> Aim of the task
Determine how many lines include the string "http". Output that number only.
═══ Items
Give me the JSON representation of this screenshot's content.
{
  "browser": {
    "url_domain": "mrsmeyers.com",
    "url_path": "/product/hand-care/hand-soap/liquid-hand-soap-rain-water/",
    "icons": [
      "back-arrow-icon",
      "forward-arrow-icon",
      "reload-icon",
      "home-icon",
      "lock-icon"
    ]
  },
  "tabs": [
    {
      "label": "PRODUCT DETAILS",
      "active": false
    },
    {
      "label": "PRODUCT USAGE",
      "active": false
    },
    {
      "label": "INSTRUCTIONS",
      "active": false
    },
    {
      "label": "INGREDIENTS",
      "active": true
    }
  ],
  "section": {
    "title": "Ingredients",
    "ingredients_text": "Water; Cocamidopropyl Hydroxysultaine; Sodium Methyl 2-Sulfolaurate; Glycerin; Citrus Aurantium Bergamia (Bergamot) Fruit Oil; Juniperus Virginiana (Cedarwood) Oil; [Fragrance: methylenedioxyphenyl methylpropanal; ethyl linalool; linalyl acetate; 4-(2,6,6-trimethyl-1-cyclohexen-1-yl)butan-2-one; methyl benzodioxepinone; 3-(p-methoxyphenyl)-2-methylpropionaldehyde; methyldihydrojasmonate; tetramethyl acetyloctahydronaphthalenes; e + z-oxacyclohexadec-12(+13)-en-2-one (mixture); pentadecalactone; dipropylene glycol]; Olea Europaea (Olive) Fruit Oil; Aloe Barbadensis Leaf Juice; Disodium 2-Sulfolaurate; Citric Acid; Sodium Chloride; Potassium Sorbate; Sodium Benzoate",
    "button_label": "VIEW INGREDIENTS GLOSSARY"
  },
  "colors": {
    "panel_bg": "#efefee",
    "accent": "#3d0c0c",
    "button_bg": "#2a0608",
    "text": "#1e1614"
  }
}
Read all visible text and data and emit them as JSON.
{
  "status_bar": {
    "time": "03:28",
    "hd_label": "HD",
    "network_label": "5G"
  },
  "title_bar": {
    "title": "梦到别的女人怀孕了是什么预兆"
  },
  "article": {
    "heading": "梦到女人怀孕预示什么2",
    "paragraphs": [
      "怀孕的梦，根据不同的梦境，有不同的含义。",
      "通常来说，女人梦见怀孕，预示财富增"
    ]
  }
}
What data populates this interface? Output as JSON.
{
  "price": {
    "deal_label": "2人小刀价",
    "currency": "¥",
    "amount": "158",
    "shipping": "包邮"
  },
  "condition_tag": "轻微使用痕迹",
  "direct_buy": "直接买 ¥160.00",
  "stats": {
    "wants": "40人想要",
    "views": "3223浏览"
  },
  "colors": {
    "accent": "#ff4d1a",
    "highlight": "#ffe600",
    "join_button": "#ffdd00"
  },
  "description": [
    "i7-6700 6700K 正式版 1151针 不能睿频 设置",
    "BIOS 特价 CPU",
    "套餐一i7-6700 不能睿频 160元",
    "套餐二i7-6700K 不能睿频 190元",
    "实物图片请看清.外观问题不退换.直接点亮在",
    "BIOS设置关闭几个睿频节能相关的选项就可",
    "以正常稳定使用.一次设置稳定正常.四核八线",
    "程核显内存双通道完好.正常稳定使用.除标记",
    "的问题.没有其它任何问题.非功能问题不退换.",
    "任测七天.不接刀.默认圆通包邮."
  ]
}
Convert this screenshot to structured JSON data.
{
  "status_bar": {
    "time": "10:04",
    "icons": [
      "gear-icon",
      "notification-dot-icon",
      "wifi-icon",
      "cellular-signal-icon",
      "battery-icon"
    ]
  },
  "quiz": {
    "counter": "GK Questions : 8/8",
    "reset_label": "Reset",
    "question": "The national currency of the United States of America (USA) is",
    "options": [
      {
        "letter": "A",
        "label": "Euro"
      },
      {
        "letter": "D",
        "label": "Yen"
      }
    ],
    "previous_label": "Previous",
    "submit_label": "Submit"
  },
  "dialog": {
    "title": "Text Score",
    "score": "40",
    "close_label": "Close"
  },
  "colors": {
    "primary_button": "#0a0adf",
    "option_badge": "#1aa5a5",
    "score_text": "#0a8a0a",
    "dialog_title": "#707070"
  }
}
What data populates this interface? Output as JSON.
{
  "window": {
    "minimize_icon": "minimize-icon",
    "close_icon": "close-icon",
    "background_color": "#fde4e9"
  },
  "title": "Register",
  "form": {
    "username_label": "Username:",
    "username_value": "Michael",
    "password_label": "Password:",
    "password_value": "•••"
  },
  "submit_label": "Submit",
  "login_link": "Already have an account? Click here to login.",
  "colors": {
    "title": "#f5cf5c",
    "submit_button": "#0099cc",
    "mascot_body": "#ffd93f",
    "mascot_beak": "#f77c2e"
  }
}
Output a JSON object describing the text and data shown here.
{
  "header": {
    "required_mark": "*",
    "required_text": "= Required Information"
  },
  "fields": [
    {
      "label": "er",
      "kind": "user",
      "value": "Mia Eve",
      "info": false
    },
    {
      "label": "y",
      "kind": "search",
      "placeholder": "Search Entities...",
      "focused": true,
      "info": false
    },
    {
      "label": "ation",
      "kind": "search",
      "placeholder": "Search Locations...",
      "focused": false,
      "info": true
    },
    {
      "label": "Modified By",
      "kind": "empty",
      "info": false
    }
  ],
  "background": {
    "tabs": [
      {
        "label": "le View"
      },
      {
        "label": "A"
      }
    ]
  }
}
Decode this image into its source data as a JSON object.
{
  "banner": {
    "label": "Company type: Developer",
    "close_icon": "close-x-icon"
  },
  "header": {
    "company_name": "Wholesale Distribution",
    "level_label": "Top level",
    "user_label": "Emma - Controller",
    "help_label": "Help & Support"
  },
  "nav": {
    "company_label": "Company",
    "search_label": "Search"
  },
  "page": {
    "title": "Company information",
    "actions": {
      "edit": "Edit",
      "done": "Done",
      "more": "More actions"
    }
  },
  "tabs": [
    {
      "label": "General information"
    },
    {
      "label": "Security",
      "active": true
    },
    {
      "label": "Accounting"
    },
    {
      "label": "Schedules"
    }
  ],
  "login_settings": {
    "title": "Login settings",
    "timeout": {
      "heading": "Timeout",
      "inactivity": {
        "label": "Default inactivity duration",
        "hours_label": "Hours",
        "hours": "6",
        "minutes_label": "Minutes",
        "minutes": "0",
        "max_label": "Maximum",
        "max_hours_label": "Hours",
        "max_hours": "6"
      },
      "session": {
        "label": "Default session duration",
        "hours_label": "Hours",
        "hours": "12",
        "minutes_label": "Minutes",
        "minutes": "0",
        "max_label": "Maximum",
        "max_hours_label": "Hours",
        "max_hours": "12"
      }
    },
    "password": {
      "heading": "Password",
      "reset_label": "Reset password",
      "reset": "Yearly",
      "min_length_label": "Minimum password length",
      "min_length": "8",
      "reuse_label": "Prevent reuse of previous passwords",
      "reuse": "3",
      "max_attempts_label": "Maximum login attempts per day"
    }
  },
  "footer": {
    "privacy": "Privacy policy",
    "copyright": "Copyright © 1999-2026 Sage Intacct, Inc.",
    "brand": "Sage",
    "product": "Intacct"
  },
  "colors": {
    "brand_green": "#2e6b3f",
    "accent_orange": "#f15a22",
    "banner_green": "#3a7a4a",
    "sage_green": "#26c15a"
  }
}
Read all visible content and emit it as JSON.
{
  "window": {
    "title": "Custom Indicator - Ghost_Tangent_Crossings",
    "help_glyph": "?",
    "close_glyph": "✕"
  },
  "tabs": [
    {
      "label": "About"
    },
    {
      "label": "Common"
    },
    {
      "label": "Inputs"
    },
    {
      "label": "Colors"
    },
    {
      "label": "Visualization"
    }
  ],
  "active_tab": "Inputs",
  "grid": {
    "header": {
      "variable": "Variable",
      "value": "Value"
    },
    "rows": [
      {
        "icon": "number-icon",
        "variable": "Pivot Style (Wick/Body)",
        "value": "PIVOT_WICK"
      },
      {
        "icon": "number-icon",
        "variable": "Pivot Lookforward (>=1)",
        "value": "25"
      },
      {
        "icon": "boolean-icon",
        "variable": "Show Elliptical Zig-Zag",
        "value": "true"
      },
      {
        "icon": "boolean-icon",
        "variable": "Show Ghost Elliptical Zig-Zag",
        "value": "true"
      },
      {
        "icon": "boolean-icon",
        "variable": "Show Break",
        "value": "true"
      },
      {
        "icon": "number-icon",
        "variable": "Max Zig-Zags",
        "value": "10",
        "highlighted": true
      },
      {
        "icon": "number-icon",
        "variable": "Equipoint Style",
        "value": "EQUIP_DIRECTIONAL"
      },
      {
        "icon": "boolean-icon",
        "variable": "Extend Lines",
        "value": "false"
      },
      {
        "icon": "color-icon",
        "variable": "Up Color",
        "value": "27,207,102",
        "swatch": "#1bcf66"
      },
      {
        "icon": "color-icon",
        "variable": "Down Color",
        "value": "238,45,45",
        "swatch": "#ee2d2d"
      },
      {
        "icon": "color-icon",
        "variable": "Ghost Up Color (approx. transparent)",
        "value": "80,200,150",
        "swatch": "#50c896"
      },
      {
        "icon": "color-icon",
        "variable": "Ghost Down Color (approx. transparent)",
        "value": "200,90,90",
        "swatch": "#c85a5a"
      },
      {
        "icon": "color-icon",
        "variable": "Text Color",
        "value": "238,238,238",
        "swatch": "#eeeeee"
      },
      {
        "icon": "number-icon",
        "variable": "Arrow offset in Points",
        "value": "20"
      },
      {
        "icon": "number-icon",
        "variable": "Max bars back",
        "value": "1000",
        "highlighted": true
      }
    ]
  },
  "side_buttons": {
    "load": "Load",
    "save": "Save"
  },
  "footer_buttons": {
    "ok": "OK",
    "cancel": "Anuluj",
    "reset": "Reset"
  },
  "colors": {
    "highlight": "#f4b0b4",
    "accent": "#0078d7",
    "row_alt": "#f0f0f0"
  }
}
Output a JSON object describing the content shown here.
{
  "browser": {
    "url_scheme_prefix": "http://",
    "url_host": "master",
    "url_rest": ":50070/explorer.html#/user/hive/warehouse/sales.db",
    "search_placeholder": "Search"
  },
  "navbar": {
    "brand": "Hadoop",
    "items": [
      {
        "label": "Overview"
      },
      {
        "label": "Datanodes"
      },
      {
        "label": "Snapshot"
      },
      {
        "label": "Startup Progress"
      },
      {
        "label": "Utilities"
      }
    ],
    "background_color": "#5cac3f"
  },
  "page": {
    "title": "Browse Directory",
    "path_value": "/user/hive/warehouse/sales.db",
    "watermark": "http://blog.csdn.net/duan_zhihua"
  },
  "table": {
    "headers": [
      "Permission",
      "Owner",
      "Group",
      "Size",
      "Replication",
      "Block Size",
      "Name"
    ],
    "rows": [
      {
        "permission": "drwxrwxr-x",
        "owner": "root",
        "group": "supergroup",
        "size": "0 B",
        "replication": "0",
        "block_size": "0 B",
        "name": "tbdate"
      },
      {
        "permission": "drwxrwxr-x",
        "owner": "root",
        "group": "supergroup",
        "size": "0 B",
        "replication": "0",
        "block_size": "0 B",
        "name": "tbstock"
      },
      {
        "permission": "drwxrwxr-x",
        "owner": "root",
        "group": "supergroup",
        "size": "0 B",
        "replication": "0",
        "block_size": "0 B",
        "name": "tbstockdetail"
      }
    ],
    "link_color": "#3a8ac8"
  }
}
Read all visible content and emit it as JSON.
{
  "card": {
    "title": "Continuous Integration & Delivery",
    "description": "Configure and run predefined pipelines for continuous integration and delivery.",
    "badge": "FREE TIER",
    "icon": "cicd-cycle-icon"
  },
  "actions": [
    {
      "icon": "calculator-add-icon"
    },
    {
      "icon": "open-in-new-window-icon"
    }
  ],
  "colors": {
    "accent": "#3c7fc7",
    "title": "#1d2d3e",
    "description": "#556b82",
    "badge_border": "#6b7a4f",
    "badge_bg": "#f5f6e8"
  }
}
══════
> Solution to this exercise
2